Start of Data lines

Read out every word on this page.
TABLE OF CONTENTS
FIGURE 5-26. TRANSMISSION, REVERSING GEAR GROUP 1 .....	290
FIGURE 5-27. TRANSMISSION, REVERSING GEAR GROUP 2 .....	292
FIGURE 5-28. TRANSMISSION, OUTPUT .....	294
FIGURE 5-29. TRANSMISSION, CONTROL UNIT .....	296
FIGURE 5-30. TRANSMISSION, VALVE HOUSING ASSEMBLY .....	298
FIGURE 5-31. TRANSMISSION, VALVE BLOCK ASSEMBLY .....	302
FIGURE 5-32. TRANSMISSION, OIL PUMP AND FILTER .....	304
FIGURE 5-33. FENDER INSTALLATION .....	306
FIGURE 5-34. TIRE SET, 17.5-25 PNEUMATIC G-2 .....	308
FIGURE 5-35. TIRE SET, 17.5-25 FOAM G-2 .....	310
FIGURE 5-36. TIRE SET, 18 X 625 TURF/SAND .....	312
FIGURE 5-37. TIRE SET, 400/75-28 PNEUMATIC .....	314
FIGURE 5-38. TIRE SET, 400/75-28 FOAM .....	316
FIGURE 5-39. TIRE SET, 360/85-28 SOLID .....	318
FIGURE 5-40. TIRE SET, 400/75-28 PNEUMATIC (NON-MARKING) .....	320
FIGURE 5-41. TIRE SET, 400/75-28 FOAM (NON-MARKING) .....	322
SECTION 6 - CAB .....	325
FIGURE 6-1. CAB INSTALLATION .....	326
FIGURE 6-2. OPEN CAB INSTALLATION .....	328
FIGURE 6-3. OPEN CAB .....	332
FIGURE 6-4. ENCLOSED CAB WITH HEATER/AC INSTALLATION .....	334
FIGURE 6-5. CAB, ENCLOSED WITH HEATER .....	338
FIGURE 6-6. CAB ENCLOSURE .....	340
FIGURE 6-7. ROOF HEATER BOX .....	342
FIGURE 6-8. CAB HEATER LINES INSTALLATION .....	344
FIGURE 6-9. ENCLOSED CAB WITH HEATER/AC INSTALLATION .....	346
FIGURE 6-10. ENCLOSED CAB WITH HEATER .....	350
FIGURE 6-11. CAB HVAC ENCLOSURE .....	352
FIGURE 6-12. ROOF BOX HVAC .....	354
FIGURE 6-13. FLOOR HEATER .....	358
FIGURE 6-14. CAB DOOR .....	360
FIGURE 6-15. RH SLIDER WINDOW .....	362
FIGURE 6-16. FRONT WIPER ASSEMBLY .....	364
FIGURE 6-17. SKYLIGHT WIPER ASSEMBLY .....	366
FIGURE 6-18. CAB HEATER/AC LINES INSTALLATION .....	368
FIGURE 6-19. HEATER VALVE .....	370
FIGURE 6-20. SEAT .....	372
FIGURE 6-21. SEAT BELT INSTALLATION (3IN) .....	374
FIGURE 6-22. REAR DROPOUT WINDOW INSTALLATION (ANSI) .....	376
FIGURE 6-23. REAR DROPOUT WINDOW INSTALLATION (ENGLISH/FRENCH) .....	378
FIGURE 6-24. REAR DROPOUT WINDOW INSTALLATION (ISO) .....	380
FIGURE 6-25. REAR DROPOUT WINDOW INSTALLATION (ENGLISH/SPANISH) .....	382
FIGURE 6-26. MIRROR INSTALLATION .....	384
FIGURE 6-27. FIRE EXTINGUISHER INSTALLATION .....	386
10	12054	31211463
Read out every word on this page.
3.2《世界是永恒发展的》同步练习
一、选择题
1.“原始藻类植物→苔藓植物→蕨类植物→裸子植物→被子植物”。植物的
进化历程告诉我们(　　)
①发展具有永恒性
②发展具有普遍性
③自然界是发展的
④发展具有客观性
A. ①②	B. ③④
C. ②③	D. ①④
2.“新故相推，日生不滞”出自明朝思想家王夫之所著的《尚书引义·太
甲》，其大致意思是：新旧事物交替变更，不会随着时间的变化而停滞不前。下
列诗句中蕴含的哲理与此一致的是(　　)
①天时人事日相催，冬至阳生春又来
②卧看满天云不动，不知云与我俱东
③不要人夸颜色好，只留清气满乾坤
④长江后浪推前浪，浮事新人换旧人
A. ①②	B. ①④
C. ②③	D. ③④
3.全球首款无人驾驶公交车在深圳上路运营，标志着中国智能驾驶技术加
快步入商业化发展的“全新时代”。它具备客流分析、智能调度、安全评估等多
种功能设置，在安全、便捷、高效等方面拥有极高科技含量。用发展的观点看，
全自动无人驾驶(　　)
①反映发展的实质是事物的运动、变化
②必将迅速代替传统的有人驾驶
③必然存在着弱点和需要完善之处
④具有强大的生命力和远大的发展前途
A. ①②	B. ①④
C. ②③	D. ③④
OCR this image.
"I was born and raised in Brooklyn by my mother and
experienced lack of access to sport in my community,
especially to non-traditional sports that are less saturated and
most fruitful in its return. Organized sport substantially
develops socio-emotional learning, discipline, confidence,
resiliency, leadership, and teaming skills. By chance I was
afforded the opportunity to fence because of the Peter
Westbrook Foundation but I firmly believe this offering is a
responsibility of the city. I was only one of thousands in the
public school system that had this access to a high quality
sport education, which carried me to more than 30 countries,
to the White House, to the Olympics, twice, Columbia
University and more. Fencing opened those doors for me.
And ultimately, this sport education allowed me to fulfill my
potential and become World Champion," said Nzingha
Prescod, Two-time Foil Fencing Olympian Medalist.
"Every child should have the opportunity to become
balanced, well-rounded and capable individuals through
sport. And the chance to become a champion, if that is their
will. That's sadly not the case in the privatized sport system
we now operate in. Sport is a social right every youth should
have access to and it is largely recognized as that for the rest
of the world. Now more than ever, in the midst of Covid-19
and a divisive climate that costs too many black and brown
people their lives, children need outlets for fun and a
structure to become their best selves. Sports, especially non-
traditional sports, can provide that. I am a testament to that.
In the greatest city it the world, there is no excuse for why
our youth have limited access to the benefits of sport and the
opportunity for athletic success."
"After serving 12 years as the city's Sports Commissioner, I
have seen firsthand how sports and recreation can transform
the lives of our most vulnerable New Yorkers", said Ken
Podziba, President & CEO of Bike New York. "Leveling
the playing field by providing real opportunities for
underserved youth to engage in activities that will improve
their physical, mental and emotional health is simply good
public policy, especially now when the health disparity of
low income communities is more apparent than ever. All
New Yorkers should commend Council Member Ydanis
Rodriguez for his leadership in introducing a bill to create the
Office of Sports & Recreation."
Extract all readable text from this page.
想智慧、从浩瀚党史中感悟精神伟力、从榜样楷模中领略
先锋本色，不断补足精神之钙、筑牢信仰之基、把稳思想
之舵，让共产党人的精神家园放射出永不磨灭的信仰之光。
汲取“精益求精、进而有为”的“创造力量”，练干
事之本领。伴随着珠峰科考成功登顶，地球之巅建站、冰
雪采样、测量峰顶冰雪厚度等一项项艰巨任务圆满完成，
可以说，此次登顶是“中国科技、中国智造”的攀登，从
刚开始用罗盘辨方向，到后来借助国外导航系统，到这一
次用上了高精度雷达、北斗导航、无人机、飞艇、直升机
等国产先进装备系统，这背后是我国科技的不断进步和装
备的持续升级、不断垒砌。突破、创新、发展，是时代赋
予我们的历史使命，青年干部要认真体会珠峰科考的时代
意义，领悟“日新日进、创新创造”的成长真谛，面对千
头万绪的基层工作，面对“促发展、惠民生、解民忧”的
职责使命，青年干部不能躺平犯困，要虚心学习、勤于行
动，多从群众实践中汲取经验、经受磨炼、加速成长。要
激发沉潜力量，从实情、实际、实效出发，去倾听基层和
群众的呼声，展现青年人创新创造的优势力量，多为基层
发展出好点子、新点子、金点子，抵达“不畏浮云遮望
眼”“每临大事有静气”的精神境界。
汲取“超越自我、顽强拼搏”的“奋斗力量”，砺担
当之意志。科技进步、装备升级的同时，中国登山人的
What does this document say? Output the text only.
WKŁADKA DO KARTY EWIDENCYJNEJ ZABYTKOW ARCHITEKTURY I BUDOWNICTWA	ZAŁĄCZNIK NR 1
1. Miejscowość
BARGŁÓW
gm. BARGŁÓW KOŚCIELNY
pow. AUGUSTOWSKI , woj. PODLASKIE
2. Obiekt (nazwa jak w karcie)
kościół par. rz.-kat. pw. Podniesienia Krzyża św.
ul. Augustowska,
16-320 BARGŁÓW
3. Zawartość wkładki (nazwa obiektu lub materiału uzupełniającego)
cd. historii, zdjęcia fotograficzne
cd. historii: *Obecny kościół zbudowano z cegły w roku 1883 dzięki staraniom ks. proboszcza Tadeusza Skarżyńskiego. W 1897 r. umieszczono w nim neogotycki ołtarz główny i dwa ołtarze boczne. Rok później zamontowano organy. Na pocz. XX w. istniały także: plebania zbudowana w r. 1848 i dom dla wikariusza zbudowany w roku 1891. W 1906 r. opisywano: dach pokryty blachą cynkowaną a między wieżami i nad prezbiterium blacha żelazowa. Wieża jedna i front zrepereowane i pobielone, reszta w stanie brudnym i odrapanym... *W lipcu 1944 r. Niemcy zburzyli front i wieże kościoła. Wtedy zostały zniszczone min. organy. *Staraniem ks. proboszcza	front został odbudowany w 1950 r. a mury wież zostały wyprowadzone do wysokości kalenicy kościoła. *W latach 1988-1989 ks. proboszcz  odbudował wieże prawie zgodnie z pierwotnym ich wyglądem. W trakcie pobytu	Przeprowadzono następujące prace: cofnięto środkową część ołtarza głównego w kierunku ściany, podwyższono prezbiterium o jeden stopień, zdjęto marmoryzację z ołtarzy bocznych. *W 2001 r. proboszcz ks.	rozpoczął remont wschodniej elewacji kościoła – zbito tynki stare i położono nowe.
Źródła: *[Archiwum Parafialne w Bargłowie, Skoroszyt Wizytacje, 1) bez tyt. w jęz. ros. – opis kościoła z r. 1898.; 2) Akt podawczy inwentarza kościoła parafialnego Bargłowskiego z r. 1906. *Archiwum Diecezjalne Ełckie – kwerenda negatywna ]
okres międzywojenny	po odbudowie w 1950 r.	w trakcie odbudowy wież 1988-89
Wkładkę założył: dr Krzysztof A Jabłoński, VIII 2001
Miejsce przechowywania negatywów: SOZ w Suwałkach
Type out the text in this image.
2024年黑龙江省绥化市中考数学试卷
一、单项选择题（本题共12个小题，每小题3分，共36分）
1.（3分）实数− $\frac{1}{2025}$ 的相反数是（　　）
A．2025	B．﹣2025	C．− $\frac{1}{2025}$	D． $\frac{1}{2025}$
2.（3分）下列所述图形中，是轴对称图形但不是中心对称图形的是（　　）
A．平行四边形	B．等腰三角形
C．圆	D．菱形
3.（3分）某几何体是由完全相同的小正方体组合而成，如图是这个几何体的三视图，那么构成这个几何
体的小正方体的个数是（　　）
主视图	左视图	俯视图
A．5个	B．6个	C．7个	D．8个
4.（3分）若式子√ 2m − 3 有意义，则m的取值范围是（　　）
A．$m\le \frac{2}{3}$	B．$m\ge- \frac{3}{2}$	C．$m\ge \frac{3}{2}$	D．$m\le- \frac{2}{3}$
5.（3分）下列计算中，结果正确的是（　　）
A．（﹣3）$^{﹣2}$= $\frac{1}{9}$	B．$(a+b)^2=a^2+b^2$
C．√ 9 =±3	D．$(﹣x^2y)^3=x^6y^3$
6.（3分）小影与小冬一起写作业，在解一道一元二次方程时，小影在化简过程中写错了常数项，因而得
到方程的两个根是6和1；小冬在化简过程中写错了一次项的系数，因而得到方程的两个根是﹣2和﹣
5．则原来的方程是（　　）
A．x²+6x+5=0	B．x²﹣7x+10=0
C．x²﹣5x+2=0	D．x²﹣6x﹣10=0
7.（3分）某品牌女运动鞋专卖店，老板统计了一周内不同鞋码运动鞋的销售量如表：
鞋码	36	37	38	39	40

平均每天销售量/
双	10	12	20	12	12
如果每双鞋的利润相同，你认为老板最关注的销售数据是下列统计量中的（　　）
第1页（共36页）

End of Data lines

> [Your task]:
Copy every line above that holds the word "lives".

> [Written reply]:
people their lives, children need outlets for fun and a
the lives of our most vulnerable New Yorkers", said Ken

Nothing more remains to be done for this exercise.